▶ _EXERCISE REQUIREMENTS_
List the lines of this listing that hold the word "words".

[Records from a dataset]
START
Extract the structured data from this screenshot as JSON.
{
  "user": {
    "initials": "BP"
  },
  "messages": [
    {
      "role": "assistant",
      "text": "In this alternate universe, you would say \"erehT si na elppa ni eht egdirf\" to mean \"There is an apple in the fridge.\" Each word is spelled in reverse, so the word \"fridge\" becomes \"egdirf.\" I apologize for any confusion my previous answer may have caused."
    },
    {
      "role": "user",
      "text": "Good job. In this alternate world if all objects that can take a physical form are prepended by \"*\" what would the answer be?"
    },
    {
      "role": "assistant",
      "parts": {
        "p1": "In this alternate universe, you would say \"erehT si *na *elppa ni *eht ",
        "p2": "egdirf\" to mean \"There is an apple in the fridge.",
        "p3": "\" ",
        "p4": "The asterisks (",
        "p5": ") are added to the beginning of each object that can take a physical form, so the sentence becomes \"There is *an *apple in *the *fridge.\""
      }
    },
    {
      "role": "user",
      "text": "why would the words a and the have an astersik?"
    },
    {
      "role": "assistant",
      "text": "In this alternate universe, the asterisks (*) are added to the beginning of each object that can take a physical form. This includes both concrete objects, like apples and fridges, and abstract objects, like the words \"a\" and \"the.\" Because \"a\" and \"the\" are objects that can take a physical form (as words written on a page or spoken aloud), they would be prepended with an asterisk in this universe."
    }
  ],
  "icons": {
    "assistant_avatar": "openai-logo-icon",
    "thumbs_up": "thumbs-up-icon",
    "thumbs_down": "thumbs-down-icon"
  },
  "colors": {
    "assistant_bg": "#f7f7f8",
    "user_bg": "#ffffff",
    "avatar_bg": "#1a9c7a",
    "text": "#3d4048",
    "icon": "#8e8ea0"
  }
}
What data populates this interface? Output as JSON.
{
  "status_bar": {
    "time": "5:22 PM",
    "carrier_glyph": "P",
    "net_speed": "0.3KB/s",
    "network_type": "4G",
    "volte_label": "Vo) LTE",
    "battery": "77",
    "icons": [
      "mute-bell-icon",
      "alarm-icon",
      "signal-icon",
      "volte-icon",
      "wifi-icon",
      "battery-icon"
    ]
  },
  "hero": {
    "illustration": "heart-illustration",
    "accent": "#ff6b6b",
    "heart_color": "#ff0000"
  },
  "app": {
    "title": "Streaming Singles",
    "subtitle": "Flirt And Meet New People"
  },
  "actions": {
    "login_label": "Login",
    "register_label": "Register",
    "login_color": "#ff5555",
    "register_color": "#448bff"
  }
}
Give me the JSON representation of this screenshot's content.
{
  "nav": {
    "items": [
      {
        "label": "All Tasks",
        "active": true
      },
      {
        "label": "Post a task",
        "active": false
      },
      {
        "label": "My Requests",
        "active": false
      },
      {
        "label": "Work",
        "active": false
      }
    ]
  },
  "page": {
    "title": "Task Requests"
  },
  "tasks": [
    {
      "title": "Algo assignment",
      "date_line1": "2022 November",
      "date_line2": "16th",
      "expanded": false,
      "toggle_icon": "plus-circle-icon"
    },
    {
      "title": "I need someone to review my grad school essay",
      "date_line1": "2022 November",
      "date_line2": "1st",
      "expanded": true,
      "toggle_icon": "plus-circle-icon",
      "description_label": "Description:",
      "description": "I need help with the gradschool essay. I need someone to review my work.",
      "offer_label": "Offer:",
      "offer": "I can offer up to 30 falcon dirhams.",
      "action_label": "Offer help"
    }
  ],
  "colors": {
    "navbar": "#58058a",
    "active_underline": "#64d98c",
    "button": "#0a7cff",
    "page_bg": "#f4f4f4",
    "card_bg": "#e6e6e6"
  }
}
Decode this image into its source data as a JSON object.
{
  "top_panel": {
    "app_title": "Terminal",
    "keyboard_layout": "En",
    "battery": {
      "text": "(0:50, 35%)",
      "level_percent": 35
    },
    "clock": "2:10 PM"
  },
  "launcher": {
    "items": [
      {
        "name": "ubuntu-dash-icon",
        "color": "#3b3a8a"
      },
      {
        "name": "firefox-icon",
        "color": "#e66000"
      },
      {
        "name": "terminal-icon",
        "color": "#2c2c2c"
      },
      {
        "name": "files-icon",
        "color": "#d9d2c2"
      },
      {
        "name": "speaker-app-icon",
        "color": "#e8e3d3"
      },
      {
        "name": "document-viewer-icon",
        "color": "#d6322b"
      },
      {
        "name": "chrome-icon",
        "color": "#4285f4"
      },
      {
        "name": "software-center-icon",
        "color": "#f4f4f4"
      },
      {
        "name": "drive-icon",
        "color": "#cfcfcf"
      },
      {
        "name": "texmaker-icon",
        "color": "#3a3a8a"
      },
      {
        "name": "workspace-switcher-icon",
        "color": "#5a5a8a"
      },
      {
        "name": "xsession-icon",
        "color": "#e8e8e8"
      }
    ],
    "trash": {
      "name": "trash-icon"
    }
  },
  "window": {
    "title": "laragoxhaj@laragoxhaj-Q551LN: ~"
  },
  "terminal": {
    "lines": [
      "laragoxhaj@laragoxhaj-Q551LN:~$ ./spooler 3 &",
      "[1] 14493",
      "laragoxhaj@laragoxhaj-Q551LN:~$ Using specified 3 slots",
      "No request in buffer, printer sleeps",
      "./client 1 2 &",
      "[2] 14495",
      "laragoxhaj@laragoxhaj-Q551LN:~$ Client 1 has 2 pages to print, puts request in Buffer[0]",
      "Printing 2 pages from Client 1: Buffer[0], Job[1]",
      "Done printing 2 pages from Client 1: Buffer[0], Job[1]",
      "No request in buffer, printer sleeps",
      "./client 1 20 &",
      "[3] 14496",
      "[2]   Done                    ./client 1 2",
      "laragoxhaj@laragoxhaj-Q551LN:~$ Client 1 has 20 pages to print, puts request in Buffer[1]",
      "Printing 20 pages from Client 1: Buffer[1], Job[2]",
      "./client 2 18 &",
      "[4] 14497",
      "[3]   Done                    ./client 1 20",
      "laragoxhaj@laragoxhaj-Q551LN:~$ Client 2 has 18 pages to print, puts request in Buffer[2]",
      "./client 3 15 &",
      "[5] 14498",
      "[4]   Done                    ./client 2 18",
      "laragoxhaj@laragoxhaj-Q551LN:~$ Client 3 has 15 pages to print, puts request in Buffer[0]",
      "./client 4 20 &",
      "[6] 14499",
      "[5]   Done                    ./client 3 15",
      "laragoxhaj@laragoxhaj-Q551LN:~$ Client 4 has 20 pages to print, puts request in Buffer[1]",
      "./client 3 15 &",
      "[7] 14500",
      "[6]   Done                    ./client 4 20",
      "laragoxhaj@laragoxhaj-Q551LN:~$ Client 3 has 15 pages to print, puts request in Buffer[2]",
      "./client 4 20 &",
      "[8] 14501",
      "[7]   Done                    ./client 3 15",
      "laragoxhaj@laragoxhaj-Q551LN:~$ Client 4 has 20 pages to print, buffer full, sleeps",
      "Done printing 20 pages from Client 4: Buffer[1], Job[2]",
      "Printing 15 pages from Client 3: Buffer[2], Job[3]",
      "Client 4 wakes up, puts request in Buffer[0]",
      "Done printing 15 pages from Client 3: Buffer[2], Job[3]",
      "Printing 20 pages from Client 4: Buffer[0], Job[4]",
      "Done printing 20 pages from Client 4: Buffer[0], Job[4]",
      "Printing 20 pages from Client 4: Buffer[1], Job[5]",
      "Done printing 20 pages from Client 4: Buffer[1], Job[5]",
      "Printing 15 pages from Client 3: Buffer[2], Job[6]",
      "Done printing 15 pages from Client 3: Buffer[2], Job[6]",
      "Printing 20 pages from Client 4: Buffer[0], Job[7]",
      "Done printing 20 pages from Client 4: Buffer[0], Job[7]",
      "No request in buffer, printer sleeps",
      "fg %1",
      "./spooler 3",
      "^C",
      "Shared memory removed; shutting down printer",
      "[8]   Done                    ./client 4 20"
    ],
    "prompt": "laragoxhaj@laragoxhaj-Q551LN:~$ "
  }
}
END
▶ _EXERCISE RESPONSE_
      "text": "why would the words a and the have an astersik?"
      "text": "In this alternate universe, the asterisks (*) are added to the beginning of each object that can take a physical form. This includes both concrete objects, like apples and fridges, and abstract objects, like the words \"a\" and \"the.\" Because \"a\" and \"the\" are objects that can take a physical form (as words written on a page or spoken aloud), they would be prepended with an asterisk in this universe."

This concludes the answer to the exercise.